### Task description:
Extract each line bearing the word "แปลว".

### Entries shown:
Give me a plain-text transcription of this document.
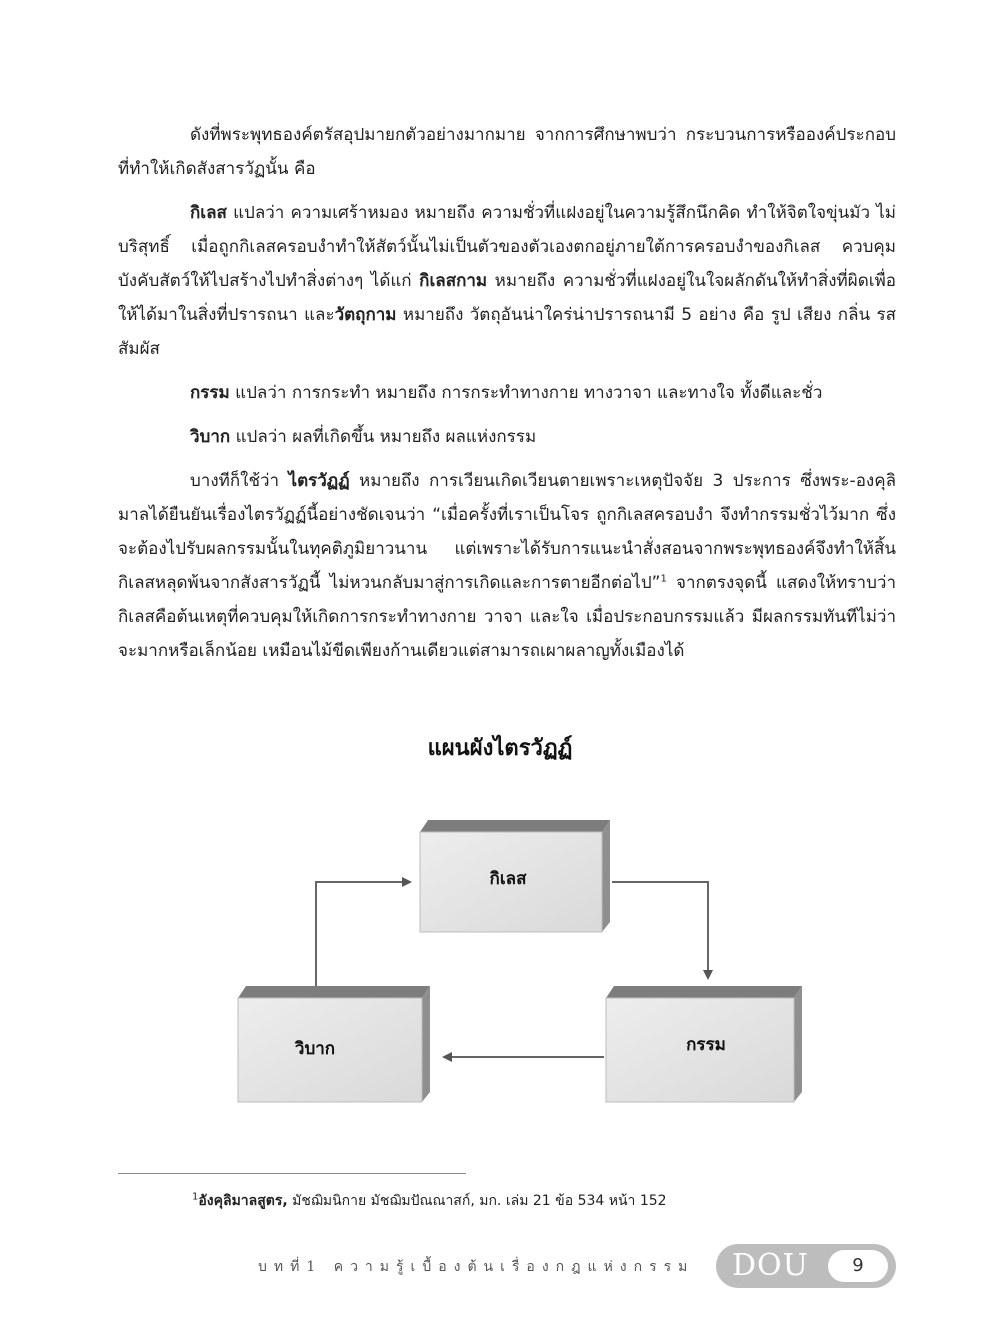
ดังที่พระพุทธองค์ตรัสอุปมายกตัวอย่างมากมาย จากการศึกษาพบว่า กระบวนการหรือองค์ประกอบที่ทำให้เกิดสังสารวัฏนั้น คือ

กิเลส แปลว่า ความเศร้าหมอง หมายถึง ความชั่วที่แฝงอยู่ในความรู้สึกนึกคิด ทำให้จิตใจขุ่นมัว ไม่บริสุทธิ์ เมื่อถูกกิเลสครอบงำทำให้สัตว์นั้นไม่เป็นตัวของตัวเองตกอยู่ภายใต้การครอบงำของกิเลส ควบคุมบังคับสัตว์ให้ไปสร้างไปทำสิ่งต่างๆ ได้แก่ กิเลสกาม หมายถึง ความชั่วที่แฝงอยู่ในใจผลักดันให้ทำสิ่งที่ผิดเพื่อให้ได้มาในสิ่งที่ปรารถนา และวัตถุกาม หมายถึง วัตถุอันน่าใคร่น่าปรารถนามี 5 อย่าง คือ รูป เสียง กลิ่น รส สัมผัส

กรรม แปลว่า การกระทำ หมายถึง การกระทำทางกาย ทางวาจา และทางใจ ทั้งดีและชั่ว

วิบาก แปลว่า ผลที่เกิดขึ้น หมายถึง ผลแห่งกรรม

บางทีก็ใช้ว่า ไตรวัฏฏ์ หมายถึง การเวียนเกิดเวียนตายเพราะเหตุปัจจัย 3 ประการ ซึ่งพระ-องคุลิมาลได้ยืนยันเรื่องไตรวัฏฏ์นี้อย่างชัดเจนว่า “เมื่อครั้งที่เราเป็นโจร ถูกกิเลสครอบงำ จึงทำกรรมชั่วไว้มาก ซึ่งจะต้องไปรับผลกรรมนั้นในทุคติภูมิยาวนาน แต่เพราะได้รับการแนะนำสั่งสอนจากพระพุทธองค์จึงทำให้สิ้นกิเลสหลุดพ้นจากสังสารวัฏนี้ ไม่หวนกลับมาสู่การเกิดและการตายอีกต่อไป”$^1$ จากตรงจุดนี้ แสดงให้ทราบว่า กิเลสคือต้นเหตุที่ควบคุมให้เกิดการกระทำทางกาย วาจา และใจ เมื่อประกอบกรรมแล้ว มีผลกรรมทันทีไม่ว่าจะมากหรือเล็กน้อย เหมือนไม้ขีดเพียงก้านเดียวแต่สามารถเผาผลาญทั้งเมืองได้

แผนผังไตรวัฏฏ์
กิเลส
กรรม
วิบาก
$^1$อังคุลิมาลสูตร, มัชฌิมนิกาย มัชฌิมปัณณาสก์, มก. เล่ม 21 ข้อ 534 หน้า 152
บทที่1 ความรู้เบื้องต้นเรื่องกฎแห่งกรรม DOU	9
--
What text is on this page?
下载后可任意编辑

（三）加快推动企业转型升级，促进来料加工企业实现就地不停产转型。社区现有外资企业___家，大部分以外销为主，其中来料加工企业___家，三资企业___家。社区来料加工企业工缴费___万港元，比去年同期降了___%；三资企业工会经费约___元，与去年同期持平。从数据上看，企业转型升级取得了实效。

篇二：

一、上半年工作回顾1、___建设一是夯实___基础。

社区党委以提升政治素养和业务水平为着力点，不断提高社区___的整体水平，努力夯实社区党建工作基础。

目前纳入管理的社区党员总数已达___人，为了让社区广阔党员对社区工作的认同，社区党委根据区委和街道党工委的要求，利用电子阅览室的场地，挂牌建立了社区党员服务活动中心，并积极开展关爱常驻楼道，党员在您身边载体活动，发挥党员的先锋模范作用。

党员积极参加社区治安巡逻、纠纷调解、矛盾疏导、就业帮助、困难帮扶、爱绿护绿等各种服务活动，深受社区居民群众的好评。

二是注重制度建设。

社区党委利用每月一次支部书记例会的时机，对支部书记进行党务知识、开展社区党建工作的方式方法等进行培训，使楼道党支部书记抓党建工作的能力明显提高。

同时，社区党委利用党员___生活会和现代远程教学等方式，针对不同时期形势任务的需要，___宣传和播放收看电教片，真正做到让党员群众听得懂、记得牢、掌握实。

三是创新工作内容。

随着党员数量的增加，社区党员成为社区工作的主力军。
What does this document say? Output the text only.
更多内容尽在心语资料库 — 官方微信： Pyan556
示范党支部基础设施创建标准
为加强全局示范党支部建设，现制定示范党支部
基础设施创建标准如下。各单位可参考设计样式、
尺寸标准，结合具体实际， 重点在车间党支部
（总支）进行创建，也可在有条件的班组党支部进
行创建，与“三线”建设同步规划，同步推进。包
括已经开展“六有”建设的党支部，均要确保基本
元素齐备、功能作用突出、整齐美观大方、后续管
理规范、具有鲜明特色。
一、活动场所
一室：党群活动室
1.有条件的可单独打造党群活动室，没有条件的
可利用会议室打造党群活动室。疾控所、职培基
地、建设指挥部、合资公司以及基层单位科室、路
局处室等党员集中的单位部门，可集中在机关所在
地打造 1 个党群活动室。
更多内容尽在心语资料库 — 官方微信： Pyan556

### Exercise answer:
กิเลส แปลว่า ความเศร้าหมอง หมายถึง ความชั่วที่แฝงอยู่ในความรู้สึกนึกคิด ทำให้จิตใจขุ่นมัว ไม่บริสุทธิ์ เมื่อถูกกิเลสครอบงำทำให้สัตว์นั้นไม่เป็นตัวของตัวเองตกอยู่ภายใต้การครอบงำของกิเลส ควบคุมบังคับสัตว์ให้ไปสร้างไปทำสิ่งต่างๆ ได้แก่ กิเลสกาม หมายถึง ความชั่วที่แฝงอยู่ในใจผลักดันให้ทำสิ่งที่ผิดเพื่อให้ได้มาในสิ่งที่ปรารถนา และวัตถุกาม หมายถึง วัตถุอันน่าใคร่น่าปรารถนามี 5 อย่าง คือ รูป เสียง กลิ่น รส สัมผัส
กรรม แปลว่า การกระทำ หมายถึง การกระทำทางกาย ทางวาจา และทางใจ ทั้งดีและชั่ว
วิบาก แปลว่า ผลที่เกิดขึ้น หมายถึง ผลแห่งกรรม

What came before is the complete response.